[WHAT IS BEING ASKED] Identify the lines that contain the word "BITFINEX", then copy them.

[RECORDS SHOWN]
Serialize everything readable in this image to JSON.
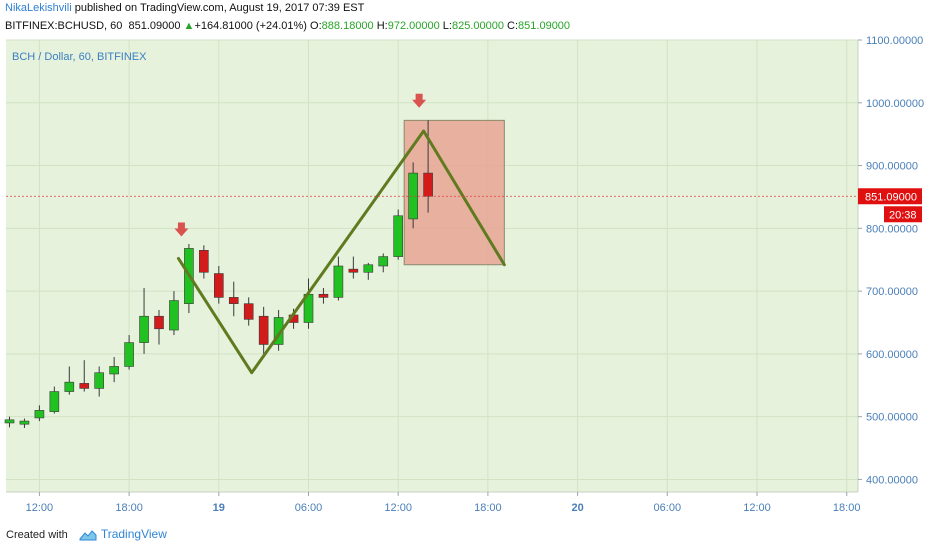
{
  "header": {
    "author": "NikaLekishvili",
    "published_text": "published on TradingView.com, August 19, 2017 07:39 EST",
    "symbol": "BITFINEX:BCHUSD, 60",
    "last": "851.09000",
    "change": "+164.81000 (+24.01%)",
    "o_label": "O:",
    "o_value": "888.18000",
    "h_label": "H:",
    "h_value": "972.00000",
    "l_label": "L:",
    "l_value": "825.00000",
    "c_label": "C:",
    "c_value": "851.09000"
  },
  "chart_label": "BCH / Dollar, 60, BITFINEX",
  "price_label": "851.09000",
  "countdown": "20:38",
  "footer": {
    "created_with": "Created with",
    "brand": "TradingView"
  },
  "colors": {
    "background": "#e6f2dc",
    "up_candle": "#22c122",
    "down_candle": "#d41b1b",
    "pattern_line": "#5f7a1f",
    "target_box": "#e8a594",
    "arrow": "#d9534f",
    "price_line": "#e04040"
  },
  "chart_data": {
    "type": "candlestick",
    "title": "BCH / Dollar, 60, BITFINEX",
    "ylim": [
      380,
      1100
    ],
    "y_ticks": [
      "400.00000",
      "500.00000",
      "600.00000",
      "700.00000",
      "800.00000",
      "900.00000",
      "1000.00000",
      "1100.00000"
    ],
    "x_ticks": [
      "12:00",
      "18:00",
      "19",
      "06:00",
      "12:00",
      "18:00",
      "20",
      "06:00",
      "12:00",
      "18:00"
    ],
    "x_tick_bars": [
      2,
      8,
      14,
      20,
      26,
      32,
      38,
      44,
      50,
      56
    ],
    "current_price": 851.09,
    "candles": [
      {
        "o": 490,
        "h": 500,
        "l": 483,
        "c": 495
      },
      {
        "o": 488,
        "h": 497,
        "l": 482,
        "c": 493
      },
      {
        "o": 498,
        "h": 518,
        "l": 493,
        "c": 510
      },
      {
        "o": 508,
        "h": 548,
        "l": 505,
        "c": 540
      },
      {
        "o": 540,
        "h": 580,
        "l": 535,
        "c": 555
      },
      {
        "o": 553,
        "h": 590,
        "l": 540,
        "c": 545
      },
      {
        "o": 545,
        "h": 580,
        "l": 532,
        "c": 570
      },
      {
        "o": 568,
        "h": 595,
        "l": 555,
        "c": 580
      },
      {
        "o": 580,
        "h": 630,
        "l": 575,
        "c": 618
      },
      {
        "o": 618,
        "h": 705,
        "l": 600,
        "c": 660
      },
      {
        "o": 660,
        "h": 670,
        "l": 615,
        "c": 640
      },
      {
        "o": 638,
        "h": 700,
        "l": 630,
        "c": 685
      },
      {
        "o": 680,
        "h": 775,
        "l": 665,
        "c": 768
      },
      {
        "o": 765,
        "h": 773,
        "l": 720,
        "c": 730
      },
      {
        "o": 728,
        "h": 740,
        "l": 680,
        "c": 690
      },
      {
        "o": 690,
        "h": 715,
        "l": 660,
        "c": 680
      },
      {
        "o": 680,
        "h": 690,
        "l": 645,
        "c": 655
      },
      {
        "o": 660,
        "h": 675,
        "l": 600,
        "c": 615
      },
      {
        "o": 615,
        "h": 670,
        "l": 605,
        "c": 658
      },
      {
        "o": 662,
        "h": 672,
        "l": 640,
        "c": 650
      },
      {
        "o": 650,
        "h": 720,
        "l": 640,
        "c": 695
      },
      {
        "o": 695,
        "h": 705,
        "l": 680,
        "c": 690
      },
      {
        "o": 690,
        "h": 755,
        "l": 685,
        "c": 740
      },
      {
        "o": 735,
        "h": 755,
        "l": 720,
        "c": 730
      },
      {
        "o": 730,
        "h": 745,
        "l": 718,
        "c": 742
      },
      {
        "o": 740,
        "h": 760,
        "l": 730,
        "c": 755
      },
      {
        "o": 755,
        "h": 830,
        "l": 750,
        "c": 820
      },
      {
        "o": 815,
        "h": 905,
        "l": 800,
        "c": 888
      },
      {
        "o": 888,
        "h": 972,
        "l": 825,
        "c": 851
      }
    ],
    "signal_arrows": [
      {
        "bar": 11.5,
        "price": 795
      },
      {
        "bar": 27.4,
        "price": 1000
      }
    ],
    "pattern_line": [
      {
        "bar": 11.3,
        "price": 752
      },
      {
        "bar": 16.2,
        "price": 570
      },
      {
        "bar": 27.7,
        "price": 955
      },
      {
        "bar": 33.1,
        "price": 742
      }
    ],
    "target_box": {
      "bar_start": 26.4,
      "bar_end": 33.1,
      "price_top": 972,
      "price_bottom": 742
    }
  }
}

[RESPONSE FOR THIS EXERCISE]
    "symbol": "BITFINEX:BCHUSD, 60",
  "chart_label": "BCH / Dollar, 60, BITFINEX",
    "title": "BCH / Dollar, 60, BITFINEX",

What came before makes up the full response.